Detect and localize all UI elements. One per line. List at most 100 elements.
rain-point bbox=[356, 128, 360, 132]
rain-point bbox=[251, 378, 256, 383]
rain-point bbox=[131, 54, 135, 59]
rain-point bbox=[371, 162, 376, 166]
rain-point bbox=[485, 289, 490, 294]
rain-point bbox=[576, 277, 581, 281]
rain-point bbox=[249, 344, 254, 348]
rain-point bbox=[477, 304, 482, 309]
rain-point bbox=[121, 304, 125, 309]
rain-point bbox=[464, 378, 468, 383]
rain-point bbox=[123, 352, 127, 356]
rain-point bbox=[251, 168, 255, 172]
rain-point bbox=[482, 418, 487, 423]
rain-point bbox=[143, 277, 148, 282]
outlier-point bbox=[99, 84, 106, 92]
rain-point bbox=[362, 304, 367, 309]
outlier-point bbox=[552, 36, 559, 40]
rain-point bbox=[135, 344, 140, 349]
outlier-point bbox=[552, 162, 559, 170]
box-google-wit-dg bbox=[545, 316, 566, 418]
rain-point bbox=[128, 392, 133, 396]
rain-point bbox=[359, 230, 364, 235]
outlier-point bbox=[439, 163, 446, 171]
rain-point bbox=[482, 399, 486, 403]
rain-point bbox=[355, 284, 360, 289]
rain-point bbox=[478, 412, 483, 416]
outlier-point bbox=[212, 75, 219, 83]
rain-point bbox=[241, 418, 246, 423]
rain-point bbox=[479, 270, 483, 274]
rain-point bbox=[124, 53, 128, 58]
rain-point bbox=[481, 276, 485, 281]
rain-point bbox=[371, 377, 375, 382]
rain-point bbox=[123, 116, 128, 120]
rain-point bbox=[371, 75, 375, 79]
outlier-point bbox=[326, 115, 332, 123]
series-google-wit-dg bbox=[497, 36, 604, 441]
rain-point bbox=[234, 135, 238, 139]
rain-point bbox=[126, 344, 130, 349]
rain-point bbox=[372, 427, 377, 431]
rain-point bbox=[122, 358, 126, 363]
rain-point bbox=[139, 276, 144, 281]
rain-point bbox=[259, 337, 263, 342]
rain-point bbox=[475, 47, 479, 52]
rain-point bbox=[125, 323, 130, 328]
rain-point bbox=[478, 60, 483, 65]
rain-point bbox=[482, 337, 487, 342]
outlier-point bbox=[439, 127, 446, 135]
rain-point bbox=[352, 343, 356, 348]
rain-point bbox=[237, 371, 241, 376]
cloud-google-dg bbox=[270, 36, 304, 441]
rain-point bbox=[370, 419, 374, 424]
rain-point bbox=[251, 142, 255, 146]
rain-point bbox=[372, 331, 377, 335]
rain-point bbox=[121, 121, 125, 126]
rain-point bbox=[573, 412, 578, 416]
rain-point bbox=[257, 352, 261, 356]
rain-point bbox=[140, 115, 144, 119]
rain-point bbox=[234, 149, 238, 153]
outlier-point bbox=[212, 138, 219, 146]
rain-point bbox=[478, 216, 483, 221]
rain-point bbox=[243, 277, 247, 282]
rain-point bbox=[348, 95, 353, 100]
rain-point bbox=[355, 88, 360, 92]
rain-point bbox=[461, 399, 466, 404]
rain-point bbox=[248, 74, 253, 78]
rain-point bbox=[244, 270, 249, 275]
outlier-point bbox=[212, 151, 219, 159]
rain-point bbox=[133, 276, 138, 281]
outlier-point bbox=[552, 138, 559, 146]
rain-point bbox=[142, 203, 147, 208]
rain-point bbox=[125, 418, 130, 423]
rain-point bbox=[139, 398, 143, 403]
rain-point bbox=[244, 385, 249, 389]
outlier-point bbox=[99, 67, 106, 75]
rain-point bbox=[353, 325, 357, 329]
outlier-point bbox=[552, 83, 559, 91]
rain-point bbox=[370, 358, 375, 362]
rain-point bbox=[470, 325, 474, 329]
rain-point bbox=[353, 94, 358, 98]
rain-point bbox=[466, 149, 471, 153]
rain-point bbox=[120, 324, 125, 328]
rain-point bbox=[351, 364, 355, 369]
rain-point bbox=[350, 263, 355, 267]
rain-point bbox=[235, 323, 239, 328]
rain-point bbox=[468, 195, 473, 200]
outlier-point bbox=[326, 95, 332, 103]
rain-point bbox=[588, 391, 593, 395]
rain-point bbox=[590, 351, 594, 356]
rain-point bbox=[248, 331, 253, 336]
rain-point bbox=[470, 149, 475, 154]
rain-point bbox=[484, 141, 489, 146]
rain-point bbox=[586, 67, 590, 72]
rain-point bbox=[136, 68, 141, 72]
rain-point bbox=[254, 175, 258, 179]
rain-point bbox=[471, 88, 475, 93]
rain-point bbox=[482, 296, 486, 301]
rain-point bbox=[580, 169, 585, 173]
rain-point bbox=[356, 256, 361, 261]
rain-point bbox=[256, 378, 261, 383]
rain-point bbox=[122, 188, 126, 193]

-*-*-

**What this task involves**
Render each line of the items above as a Markdown table with the columns "No." and "Entry", numbering the rows and leaving out blank lines.

**Response**
| No. | Entry |
|---|---|
| 1 | Detect and localize all UI elements. One per line. List at most 100 elements. |
| 2 | rain-point bbox=[356, 128, 360, 132] |
| 3 | rain-point bbox=[251, 378, 256, 383] |
| 4 | rain-point bbox=[131, 54, 135, 59] |
| 5 | rain-point bbox=[371, 162, 376, 166] |
| 6 | rain-point bbox=[485, 289, 490, 294] |
| 7 | rain-point bbox=[576, 277, 581, 281] |
| 8 | rain-point bbox=[249, 344, 254, 348] |
| 9 | rain-point bbox=[477, 304, 482, 309] |
| 10 | rain-point bbox=[121, 304, 125, 309] |
| 11 | rain-point bbox=[464, 378, 468, 383] |
| 12 | rain-point bbox=[123, 352, 127, 356] |
| 13 | rain-point bbox=[251, 168, 255, 172] |
| 14 | rain-point bbox=[482, 418, 487, 423] |
| 15 | rain-point bbox=[143, 277, 148, 282] |
| 16 | outlier-point bbox=[99, 84, 106, 92] |
| 17 | rain-point bbox=[362, 304, 367, 309] |
| 18 | outlier-point bbox=[552, 36, 559, 40] |
| 19 | rain-point bbox=[135, 344, 140, 349] |
| 20 | outlier-point bbox=[552, 162, 559, 170] |
| 21 | box-google-wit-dg bbox=[545, 316, 566, 418] |
| 22 | rain-point bbox=[128, 392, 133, 396] |
| 23 | rain-point bbox=[359, 230, 364, 235] |
| 24 | outlier-point bbox=[439, 163, 446, 171] |
| 25 | rain-point bbox=[482, 399, 486, 403] |
| 26 | rain-point bbox=[355, 284, 360, 289] |
| 27 | rain-point bbox=[478, 412, 483, 416] |
| 28 | outlier-point bbox=[212, 75, 219, 83] |
| 29 | rain-point bbox=[241, 418, 246, 423] |
| 30 | rain-point bbox=[479, 270, 483, 274] |
| 31 | rain-point bbox=[124, 53, 128, 58] |
| 32 | rain-point bbox=[481, 276, 485, 281] |
| 33 | rain-point bbox=[371, 377, 375, 382] |
| 34 | rain-point bbox=[123, 116, 128, 120] |
| 35 | rain-point bbox=[371, 75, 375, 79] |
| 36 | outlier-point bbox=[326, 115, 332, 123] |
| 37 | series-google-wit-dg bbox=[497, 36, 604, 441] |
| 38 | rain-point bbox=[234, 135, 238, 139] |
| 39 | rain-point bbox=[126, 344, 130, 349] |
| 40 | rain-point bbox=[372, 427, 377, 431] |
| 41 | rain-point bbox=[122, 358, 126, 363] |
| 42 | rain-point bbox=[139, 276, 144, 281] |
| 43 | rain-point bbox=[259, 337, 263, 342] |
| 44 | rain-point bbox=[475, 47, 479, 52] |
| 45 | rain-point bbox=[125, 323, 130, 328] |
| 46 | rain-point bbox=[478, 60, 483, 65] |
| 47 | rain-point bbox=[482, 337, 487, 342] |
| 48 | outlier-point bbox=[439, 127, 446, 135] |
| 49 | rain-point bbox=[352, 343, 356, 348] |
| 50 | rain-point bbox=[237, 371, 241, 376] |
| 51 | cloud-google-dg bbox=[270, 36, 304, 441] |
| 52 | rain-point bbox=[370, 419, 374, 424] |
| 53 | rain-point bbox=[251, 142, 255, 146] |
| 54 | rain-point bbox=[372, 331, 377, 335] |
| 55 | rain-point bbox=[121, 121, 125, 126] |
| 56 | rain-point bbox=[573, 412, 578, 416] |
| 57 | rain-point bbox=[257, 352, 261, 356] |
| 58 | rain-point bbox=[140, 115, 144, 119] |
| 59 | rain-point bbox=[234, 149, 238, 153] |
| 60 | outlier-point bbox=[212, 138, 219, 146] |
| 61 | rain-point bbox=[478, 216, 483, 221] |
| 62 | rain-point bbox=[243, 277, 247, 282] |
| 63 | rain-point bbox=[348, 95, 353, 100] |
| 64 | rain-point bbox=[355, 88, 360, 92] |
| 65 | rain-point bbox=[461, 399, 466, 404] |
| 66 | rain-point bbox=[248, 74, 253, 78] |
| 67 | rain-point bbox=[244, 270, 249, 275] |
| 68 | outlier-point bbox=[212, 151, 219, 159] |
| 69 | rain-point bbox=[133, 276, 138, 281] |
| 70 | outlier-point bbox=[552, 138, 559, 146] |
| 71 | rain-point bbox=[142, 203, 147, 208] |
| 72 | rain-point bbox=[125, 418, 130, 423] |
| 73 | rain-point bbox=[139, 398, 143, 403] |
| 74 | rain-point bbox=[244, 385, 249, 389] |
| 75 | outlier-point bbox=[99, 67, 106, 75] |
| 76 | rain-point bbox=[353, 325, 357, 329] |
| 77 | outlier-point bbox=[552, 83, 559, 91] |
| 78 | rain-point bbox=[370, 358, 375, 362] |
| 79 | rain-point bbox=[470, 325, 474, 329] |
| 80 | rain-point bbox=[353, 94, 358, 98] |
| 81 | rain-point bbox=[466, 149, 471, 153] |
| 82 | rain-point bbox=[120, 324, 125, 328] |
| 83 | rain-point bbox=[351, 364, 355, 369] |
| 84 | rain-point bbox=[350, 263, 355, 267] |
| 85 | rain-point bbox=[235, 323, 239, 328] |
| 86 | rain-point bbox=[468, 195, 473, 200] |
| 87 | outlier-point bbox=[326, 95, 332, 103] |
| 88 | rain-point bbox=[588, 391, 593, 395] |
| 89 | rain-point bbox=[590, 351, 594, 356] |
| 90 | rain-point bbox=[248, 331, 253, 336] |
| 91 | rain-point bbox=[470, 149, 475, 154] |
| 92 | rain-point bbox=[484, 141, 489, 146] |
| 93 | rain-point bbox=[586, 67, 590, 72] |
| 94 | rain-point bbox=[136, 68, 141, 72] |
| 95 | rain-point bbox=[254, 175, 258, 179] |
| 96 | rain-point bbox=[471, 88, 475, 93] |
| 97 | rain-point bbox=[482, 296, 486, 301] |
| 98 | rain-point bbox=[580, 169, 585, 173] |
| 99 | rain-point bbox=[356, 256, 361, 261] |
| 100 | rain-point bbox=[256, 378, 261, 383] |
| 101 | rain-point bbox=[122, 188, 126, 193] |